[Recorded data]
——————————

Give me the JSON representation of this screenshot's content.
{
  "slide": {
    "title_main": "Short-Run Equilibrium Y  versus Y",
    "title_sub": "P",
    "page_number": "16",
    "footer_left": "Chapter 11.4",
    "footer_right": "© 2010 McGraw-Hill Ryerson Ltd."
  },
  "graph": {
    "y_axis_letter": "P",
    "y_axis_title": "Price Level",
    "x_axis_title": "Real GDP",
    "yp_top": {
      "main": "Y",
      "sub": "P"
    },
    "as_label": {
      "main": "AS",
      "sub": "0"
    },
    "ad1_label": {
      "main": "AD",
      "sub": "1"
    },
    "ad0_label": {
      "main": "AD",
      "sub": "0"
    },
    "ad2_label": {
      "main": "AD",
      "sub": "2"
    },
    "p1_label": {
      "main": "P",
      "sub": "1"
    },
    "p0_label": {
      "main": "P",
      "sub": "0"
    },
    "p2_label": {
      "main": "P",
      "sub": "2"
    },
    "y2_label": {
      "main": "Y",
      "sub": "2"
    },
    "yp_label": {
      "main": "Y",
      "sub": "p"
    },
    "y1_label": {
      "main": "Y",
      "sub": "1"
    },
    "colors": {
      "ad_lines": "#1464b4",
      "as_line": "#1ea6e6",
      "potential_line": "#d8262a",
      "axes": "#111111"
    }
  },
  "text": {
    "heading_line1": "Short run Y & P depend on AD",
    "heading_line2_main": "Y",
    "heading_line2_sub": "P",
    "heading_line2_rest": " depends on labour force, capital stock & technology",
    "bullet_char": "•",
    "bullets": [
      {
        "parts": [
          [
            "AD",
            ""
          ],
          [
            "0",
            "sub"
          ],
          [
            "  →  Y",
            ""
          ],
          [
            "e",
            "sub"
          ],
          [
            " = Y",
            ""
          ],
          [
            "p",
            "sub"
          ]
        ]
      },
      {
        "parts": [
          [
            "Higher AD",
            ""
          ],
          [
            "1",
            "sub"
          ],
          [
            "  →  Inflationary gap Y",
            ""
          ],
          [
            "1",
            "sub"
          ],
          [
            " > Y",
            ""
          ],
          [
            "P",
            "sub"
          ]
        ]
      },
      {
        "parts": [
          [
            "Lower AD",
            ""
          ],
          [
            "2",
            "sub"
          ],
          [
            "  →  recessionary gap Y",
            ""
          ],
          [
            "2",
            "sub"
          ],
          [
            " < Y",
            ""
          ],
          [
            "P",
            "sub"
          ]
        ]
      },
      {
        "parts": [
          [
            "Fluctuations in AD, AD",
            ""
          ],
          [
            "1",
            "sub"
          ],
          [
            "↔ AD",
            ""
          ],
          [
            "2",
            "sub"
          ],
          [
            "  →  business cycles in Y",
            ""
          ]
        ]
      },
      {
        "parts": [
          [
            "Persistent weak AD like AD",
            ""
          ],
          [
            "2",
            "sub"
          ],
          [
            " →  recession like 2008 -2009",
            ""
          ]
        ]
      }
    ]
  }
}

——————————

*WHAT THE TASK REQUIRES*: Note how many lines of the material contain the string "like". Then report that number by itself.

*WRITTEN RESPONSE*: 2